• _EXERCISE PROMPT_:
Among the entries below, tally the lines that include "SPICES", and give the number alone.

• _SUPPLIED ENTRIES_:
+ + + + + + +
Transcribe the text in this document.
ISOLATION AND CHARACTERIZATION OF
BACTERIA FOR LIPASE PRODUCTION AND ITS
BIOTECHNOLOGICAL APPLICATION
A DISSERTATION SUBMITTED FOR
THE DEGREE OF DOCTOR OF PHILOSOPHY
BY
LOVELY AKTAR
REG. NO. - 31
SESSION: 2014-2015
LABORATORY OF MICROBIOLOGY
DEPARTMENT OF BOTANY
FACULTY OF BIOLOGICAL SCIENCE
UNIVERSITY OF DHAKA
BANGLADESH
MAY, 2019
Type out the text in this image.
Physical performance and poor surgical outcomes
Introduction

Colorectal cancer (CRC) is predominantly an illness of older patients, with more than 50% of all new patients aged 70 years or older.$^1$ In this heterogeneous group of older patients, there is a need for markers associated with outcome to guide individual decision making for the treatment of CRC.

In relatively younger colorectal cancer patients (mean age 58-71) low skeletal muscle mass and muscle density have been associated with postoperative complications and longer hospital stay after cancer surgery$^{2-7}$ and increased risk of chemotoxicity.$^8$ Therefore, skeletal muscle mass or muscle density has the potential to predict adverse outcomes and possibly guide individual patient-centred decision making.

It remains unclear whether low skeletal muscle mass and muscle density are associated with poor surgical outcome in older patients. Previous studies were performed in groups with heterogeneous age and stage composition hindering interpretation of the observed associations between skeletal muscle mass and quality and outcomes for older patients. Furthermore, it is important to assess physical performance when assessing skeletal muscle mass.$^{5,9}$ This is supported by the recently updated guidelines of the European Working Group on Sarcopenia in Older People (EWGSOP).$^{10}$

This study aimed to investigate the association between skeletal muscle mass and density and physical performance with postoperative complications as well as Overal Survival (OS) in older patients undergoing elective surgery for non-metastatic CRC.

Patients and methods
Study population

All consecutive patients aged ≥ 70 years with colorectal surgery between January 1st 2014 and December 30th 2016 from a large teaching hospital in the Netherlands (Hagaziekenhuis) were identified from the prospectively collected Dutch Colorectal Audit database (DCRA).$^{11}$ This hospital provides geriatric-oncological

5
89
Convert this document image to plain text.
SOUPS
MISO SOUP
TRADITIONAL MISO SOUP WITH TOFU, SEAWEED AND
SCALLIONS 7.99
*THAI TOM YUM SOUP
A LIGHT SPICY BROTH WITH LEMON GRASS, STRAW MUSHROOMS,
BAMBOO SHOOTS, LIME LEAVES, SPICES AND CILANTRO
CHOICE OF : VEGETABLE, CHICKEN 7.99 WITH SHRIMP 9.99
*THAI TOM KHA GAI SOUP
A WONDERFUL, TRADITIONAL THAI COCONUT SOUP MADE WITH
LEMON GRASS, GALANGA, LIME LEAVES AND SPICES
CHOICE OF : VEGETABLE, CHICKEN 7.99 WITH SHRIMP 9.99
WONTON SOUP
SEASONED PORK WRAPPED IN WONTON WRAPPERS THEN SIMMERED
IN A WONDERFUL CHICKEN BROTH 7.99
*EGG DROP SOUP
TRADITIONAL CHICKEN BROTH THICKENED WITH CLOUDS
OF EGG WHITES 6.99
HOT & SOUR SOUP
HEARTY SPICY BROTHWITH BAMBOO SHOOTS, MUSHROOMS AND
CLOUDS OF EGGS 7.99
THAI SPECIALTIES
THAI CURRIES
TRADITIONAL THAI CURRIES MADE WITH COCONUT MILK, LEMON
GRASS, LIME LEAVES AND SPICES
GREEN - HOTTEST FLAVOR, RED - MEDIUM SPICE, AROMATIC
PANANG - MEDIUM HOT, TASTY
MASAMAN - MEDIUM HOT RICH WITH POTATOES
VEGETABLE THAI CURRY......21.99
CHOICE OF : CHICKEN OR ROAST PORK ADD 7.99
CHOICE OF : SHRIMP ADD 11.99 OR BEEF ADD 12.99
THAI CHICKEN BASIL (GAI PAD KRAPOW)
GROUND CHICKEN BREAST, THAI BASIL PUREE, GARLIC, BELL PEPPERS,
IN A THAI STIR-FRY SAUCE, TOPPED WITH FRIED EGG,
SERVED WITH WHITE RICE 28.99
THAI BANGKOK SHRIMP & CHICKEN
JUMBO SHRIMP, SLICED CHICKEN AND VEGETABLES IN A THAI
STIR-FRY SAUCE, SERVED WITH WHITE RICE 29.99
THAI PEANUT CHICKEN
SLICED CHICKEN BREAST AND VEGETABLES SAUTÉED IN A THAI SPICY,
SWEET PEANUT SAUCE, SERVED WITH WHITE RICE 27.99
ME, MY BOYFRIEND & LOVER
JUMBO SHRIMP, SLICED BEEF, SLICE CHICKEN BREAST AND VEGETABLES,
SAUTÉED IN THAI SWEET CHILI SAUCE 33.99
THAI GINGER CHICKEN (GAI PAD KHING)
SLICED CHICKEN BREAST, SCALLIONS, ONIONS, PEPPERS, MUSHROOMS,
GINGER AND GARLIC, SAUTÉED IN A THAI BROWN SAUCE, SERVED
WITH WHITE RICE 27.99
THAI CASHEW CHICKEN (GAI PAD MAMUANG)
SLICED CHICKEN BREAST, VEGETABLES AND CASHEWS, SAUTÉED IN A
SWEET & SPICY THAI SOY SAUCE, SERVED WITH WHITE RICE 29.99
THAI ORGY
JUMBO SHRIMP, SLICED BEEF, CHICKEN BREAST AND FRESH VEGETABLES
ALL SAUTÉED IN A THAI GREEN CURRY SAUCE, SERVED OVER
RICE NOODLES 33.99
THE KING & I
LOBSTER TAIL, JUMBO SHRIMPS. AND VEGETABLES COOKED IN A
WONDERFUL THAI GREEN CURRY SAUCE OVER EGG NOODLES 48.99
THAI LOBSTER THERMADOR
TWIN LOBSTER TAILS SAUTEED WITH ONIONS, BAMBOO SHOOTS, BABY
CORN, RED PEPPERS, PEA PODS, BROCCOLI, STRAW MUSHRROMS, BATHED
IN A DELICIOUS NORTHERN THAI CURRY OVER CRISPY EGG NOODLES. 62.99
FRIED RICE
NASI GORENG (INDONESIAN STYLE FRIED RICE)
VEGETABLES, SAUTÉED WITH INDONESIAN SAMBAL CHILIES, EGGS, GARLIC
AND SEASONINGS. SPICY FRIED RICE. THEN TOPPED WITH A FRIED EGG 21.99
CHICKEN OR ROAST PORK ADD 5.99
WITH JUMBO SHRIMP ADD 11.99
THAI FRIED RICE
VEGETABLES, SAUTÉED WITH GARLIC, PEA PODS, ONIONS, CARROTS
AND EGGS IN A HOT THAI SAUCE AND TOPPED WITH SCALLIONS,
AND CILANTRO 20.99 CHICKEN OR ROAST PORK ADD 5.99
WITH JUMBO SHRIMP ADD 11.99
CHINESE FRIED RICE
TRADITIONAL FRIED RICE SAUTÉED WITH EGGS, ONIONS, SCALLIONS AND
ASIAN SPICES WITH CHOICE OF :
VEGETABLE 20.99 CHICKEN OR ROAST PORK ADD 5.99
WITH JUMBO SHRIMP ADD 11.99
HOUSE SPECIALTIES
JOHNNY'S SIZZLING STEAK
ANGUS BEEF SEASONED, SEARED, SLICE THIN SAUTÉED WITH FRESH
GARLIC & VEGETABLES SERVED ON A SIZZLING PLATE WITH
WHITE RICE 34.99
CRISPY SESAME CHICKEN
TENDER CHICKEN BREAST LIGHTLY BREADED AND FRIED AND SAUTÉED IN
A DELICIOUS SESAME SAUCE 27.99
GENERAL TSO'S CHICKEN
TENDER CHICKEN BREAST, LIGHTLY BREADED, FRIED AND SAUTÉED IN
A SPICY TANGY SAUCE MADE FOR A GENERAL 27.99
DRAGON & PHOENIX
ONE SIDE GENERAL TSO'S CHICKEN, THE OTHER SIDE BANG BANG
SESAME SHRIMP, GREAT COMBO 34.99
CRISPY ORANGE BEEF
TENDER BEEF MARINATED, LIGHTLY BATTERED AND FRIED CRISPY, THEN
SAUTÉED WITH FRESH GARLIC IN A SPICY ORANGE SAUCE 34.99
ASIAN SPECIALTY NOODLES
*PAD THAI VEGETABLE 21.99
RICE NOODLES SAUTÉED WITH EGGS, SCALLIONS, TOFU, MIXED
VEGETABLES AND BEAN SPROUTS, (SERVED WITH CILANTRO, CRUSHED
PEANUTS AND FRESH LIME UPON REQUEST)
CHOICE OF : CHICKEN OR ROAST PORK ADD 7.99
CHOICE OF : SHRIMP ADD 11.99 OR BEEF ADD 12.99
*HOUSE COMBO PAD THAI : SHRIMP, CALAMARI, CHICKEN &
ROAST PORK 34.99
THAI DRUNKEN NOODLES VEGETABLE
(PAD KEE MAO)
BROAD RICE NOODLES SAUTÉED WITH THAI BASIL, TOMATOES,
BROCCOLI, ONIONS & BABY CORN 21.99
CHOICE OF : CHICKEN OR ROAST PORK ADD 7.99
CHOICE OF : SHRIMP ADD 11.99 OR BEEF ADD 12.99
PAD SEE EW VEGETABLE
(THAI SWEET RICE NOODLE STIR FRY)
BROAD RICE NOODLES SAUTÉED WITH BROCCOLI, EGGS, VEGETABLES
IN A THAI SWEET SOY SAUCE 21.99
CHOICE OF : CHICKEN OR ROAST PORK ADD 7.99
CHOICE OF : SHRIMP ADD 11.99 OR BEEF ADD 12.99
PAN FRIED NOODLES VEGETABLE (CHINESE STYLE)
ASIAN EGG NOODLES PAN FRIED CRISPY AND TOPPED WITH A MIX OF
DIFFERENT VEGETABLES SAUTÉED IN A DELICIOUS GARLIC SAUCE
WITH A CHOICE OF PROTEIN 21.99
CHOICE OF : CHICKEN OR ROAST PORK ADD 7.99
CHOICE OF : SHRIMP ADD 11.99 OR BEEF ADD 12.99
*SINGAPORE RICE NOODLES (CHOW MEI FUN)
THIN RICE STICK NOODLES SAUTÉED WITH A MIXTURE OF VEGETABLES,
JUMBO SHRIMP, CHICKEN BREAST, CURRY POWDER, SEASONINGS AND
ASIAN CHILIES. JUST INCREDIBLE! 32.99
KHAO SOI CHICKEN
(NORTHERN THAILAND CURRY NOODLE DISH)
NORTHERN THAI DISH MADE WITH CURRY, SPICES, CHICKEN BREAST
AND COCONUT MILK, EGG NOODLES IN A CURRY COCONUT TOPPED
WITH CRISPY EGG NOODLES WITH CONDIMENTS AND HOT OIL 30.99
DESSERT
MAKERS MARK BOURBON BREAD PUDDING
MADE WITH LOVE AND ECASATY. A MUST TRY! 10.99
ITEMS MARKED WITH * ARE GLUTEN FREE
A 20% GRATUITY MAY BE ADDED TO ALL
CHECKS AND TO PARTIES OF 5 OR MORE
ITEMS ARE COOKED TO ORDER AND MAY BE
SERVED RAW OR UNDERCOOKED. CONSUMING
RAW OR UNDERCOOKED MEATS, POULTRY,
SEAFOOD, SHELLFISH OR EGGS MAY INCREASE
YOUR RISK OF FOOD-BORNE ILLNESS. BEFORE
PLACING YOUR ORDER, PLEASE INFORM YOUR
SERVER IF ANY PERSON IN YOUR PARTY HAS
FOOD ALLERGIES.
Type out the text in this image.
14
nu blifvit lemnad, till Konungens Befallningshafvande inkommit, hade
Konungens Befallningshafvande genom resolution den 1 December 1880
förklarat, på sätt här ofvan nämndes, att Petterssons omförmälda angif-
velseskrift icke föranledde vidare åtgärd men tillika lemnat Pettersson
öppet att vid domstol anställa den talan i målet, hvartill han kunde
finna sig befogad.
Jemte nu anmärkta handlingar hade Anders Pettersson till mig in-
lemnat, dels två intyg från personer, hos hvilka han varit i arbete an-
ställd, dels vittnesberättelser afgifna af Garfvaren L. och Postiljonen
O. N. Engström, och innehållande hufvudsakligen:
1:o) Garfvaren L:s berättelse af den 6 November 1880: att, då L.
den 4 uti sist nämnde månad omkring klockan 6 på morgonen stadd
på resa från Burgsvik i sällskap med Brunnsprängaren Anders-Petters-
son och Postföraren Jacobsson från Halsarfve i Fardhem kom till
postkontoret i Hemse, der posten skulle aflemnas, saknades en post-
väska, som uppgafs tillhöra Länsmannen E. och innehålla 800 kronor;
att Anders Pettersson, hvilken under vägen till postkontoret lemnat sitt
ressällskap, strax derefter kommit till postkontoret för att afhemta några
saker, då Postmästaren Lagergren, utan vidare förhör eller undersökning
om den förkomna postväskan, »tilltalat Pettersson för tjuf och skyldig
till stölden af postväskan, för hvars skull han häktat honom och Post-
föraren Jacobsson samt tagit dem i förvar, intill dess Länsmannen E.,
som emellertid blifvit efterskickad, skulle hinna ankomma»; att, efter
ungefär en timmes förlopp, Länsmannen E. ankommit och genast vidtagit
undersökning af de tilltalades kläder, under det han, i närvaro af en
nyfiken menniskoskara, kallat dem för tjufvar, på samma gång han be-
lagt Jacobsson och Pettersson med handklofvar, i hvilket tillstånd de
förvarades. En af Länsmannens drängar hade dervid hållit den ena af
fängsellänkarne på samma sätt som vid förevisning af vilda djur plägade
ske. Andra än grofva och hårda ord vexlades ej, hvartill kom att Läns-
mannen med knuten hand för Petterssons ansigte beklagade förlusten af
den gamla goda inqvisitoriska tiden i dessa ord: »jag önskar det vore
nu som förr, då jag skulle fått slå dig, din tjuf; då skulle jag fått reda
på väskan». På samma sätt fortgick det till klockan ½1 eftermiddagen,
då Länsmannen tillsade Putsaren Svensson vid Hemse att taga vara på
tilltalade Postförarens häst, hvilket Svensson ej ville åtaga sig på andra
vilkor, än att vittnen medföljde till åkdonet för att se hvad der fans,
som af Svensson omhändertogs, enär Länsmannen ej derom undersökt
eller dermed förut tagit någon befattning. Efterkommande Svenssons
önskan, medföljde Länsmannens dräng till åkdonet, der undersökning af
+ + + + + + +
• _EXERCISE OUTPUT_:
5